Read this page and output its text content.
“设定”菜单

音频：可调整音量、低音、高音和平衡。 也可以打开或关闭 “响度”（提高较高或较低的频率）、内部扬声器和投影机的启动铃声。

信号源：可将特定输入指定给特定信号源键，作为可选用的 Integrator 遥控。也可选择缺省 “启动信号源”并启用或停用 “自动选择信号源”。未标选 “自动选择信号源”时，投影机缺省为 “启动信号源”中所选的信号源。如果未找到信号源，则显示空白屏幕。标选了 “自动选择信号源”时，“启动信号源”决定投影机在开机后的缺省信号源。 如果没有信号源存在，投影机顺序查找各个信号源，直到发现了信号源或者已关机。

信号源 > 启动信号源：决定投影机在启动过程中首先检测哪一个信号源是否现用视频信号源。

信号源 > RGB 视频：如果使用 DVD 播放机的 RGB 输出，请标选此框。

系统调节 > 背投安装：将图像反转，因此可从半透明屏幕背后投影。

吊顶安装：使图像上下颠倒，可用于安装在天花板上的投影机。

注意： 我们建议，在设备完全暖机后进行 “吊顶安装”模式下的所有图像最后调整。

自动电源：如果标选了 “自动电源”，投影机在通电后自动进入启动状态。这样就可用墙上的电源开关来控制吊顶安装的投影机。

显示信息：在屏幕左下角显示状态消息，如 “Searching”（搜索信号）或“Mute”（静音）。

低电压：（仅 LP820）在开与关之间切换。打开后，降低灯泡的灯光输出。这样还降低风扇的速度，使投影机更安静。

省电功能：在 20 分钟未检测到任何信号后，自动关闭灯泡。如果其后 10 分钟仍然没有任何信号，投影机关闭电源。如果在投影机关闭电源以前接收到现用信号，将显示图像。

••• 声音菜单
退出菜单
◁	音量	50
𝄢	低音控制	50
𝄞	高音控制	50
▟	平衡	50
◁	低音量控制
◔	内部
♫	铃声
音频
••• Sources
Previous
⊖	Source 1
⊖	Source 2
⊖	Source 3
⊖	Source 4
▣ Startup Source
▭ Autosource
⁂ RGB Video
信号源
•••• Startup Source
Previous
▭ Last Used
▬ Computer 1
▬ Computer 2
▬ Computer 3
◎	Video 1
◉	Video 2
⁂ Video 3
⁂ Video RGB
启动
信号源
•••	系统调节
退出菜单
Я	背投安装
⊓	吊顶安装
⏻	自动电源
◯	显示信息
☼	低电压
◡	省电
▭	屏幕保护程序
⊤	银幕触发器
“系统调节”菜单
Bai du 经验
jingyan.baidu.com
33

◆ **What this task involves**
Write out each line of the data above again, exactly as given.

◆ **Expected answer**
Read this page and output its text content.
“设定”菜单

音频：可调整音量、低音、高音和平衡。 也可以打开或关闭 “响度”（提高较高或较低的频率）、内部扬声器和投影机的启动铃声。

信号源：可将特定输入指定给特定信号源键，作为可选用的 Integrator 遥控。也可选择缺省 “启动信号源”并启用或停用 “自动选择信号源”。未标选 “自动选择信号源”时，投影机缺省为 “启动信号源”中所选的信号源。如果未找到信号源，则显示空白屏幕。标选了 “自动选择信号源”时，“启动信号源”决定投影机在开机后的缺省信号源。 如果没有信号源存在，投影机顺序查找各个信号源，直到发现了信号源或者已关机。

信号源 > 启动信号源：决定投影机在启动过程中首先检测哪一个信号源是否现用视频信号源。

信号源 > RGB 视频：如果使用 DVD 播放机的 RGB 输出，请标选此框。

系统调节 > 背投安装：将图像反转，因此可从半透明屏幕背后投影。

吊顶安装：使图像上下颠倒，可用于安装在天花板上的投影机。

注意： 我们建议，在设备完全暖机后进行 “吊顶安装”模式下的所有图像最后调整。

自动电源：如果标选了 “自动电源”，投影机在通电后自动进入启动状态。这样就可用墙上的电源开关来控制吊顶安装的投影机。

显示信息：在屏幕左下角显示状态消息，如 “Searching”（搜索信号）或“Mute”（静音）。

低电压：（仅 LP820）在开与关之间切换。打开后，降低灯泡的灯光输出。这样还降低风扇的速度，使投影机更安静。

省电功能：在 20 分钟未检测到任何信号后，自动关闭灯泡。如果其后 10 分钟仍然没有任何信号，投影机关闭电源。如果在投影机关闭电源以前接收到现用信号，将显示图像。

••• 声音菜单
退出菜单
◁	音量	50
𝄢	低音控制	50
𝄞	高音控制	50
▟	平衡	50
◁	低音量控制
◔	内部
♫	铃声
音频
••• Sources
Previous
⊖	Source 1
⊖	Source 2
⊖	Source 3
⊖	Source 4
▣ Startup Source
▭ Autosource
⁂ RGB Video
信号源
•••• Startup Source
Previous
▭ Last Used
▬ Computer 1
▬ Computer 2
▬ Computer 3
◎	Video 1
◉	Video 2
⁂ Video 3
⁂ Video RGB
启动
信号源
•••	系统调节
退出菜单
Я	背投安装
⊓	吊顶安装
⏻	自动电源
◯	显示信息
☼	低电压
◡	省电
▭	屏幕保护程序
⊤	银幕触发器
“系统调节”菜单
Bai du 经验
jingyan.baidu.com
33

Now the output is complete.